Aim of the task: Print all entries word for word.

----------------

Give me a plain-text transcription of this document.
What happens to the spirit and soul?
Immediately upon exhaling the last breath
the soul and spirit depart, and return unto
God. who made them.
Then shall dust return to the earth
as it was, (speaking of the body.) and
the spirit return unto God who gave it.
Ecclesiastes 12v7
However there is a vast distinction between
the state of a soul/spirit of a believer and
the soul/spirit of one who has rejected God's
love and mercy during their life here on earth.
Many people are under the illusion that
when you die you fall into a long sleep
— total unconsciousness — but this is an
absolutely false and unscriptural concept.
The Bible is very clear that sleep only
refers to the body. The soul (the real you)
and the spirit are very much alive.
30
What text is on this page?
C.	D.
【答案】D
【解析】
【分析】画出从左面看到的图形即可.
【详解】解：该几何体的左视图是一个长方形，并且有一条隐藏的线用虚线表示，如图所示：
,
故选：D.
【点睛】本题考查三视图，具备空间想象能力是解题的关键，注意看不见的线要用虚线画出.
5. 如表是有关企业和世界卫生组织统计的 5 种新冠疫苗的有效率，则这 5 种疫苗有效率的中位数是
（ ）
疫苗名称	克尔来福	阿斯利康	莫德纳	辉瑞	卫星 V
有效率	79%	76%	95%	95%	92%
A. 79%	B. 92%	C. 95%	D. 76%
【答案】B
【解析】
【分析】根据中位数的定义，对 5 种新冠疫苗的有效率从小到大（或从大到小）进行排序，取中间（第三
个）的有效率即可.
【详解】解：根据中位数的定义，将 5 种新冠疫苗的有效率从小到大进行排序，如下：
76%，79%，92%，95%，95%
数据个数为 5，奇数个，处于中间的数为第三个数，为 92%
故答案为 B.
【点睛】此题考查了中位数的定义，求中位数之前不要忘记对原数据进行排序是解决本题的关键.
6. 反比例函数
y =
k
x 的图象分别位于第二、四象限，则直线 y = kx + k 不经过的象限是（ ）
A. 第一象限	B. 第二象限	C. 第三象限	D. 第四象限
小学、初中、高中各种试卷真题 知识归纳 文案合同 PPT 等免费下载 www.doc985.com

----------------

The reply:
Give me a plain-text transcription of this document.
What happens to the spirit and soul?
Immediately upon exhaling the last breath
the soul and spirit depart, and return unto
God. who made them.
Then shall dust return to the earth
as it was, (speaking of the body.) and
the spirit return unto God who gave it.
Ecclesiastes 12v7
However there is a vast distinction between
the state of a soul/spirit of a believer and
the soul/spirit of one who has rejected God's
love and mercy during their life here on earth.
Many people are under the illusion that
when you die you fall into a long sleep
— total unconsciousness — but this is an
absolutely false and unscriptural concept.
The Bible is very clear that sleep only
refers to the body. The soul (the real you)
and the spirit are very much alive.
30
What text is on this page?
C.	D.
【答案】D
【解析】
【分析】画出从左面看到的图形即可.
【详解】解：该几何体的左视图是一个长方形，并且有一条隐藏的线用虚线表示，如图所示：
,
故选：D.
【点睛】本题考查三视图，具备空间想象能力是解题的关键，注意看不见的线要用虚线画出.
5. 如表是有关企业和世界卫生组织统计的 5 种新冠疫苗的有效率，则这 5 种疫苗有效率的中位数是
（ ）
疫苗名称	克尔来福	阿斯利康	莫德纳	辉瑞	卫星 V
有效率	79%	76%	95%	95%	92%
A. 79%	B. 92%	C. 95%	D. 76%
【答案】B
【解析】
【分析】根据中位数的定义，对 5 种新冠疫苗的有效率从小到大（或从大到小）进行排序，取中间（第三
个）的有效率即可.
【详解】解：根据中位数的定义，将 5 种新冠疫苗的有效率从小到大进行排序，如下：
76%，79%，92%，95%，95%
数据个数为 5，奇数个，处于中间的数为第三个数，为 92%
故答案为 B.
【点睛】此题考查了中位数的定义，求中位数之前不要忘记对原数据进行排序是解决本题的关键.
6. 反比例函数
y =
k
x 的图象分别位于第二、四象限，则直线 y = kx + k 不经过的象限是（ ）
A. 第一象限	B. 第二象限	C. 第三象限	D. 第四象限
小学、初中、高中各种试卷真题 知识归纳 文案合同 PPT 等免费下载 www.doc985.com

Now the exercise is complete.